_WHAT IS EXPECTED_. Every line containing the word "color" needs to be found and copied.

Collected data
------------

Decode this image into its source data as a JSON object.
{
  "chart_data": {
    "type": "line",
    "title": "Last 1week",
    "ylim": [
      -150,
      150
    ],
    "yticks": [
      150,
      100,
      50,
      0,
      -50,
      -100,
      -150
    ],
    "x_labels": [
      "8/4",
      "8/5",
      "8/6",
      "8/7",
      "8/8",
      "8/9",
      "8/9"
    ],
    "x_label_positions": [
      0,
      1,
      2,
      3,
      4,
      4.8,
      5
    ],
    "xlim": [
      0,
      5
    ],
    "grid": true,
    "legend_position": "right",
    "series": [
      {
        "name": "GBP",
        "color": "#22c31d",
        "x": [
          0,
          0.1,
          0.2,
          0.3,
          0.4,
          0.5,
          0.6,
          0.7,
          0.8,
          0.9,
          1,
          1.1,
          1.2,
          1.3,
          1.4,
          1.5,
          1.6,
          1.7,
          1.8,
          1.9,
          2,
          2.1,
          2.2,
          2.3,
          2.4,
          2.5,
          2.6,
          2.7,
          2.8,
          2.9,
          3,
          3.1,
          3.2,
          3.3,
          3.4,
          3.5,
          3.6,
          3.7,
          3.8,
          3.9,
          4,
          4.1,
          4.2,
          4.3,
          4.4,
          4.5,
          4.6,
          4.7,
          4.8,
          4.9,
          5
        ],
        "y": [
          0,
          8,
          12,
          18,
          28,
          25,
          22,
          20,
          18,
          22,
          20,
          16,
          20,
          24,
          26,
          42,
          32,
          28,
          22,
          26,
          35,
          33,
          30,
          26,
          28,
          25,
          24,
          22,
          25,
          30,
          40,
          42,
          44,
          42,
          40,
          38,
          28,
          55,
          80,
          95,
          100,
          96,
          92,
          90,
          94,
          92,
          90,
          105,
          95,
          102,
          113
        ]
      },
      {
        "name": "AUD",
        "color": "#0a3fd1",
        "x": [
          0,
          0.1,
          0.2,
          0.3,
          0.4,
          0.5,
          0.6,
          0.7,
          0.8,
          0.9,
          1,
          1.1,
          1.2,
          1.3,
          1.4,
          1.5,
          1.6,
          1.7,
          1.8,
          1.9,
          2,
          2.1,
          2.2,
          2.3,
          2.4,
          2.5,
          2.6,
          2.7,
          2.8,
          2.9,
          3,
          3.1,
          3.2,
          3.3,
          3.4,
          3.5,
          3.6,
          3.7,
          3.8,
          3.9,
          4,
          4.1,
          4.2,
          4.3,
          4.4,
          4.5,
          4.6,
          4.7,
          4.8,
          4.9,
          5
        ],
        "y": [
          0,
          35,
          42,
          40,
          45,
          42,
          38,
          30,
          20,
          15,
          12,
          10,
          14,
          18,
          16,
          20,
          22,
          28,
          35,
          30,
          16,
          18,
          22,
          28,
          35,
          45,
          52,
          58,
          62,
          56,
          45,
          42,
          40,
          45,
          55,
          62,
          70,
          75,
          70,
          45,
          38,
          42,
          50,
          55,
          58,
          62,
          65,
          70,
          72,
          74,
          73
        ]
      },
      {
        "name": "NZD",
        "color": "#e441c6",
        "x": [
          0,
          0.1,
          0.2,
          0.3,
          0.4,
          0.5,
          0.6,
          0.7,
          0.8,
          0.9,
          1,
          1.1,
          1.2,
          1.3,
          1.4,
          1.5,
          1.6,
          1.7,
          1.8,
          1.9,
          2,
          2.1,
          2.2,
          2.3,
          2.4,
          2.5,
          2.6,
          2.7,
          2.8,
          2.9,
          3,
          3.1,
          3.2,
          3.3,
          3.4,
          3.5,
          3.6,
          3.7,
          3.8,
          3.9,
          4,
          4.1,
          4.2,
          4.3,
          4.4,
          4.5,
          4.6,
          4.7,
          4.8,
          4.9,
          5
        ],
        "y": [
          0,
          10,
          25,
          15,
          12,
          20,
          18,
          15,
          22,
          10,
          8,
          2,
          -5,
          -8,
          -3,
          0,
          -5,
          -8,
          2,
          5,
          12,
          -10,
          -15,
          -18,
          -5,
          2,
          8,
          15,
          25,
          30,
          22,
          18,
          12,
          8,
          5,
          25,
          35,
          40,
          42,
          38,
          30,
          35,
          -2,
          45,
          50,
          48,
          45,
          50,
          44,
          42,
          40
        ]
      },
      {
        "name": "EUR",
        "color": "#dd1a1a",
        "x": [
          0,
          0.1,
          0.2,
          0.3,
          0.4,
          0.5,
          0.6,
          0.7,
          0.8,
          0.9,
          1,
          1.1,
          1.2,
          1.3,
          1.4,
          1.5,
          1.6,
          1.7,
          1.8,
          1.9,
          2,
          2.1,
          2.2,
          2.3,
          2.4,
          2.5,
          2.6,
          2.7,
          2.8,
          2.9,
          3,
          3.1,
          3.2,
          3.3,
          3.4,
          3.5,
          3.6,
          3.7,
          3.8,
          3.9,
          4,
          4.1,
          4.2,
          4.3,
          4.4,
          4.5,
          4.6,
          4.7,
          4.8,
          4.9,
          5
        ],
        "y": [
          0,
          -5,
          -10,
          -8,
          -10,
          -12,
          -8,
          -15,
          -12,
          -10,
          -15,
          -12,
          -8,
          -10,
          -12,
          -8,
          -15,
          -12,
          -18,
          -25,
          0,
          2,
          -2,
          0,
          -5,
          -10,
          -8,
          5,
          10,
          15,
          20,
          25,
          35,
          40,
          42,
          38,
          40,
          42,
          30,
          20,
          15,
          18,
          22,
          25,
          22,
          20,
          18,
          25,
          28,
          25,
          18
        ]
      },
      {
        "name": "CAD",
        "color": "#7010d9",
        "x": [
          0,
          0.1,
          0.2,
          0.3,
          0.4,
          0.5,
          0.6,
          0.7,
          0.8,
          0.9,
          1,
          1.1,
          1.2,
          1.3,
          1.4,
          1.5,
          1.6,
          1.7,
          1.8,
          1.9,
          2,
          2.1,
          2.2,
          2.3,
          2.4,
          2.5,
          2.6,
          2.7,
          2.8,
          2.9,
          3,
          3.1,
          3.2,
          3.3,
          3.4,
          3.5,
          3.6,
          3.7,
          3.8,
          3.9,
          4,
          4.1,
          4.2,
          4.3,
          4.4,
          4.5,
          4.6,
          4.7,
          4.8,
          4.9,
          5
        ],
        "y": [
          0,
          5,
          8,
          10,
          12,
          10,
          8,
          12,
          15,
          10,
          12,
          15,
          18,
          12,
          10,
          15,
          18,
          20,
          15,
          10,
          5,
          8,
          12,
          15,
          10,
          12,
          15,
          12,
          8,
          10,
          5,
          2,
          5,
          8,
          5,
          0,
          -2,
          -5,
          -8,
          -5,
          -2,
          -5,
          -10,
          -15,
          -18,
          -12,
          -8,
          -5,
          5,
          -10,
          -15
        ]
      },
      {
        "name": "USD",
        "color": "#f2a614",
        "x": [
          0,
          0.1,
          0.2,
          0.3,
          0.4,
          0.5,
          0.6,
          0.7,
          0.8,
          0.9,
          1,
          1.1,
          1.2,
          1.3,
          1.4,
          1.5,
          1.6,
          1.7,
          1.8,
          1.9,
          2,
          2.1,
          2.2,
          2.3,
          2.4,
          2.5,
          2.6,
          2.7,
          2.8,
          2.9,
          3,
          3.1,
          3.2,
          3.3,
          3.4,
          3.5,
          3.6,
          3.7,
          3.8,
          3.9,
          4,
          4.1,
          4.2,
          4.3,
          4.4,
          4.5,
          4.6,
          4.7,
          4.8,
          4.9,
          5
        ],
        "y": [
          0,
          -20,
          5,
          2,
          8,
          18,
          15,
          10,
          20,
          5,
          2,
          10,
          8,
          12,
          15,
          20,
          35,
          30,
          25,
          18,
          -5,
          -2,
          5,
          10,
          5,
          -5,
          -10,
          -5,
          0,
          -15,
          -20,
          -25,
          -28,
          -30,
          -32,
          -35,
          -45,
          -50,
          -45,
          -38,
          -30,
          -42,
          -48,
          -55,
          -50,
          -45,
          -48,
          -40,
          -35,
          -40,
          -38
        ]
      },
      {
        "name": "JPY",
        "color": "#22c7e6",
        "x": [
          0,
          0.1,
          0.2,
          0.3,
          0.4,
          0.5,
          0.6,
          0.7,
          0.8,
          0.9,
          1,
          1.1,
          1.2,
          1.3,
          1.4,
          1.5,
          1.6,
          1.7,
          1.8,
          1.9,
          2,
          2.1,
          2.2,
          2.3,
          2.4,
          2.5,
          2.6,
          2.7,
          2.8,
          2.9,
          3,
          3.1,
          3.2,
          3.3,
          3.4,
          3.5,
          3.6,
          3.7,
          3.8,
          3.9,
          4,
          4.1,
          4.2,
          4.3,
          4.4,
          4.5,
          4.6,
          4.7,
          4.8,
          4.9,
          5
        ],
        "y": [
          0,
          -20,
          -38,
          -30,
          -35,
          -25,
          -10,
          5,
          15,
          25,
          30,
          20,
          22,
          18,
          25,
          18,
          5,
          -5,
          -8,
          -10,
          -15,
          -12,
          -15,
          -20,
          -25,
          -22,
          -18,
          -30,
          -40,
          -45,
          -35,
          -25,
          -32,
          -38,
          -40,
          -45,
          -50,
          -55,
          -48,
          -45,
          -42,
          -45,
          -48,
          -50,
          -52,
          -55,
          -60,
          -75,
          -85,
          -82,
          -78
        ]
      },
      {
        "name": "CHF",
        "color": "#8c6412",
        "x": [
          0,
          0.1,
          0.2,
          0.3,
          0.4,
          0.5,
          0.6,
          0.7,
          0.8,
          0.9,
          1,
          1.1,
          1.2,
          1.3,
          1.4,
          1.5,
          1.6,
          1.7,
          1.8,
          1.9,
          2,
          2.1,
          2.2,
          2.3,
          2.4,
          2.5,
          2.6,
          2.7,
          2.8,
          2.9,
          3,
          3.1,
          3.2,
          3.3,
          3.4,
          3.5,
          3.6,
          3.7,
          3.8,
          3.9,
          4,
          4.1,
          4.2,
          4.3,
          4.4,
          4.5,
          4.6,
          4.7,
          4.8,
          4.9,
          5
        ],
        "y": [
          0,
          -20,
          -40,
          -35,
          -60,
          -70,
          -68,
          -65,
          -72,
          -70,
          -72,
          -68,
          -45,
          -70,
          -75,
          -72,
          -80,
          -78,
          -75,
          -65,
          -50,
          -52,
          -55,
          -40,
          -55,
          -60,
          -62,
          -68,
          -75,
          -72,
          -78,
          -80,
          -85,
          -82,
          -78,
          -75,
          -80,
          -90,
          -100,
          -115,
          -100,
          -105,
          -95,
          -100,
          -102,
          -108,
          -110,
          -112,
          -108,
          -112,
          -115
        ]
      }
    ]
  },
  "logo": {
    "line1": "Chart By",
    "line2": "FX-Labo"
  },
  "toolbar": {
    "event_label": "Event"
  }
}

------------

_REPLY TO THE EXERCISE_.
        "color": "#22c31d",
        "color": "#0a3fd1",
        "color": "#e441c6",
        "color": "#dd1a1a",
        "color": "#7010d9",
        "color": "#f2a614",
        "color": "#22c7e6",
        "color": "#8c6412",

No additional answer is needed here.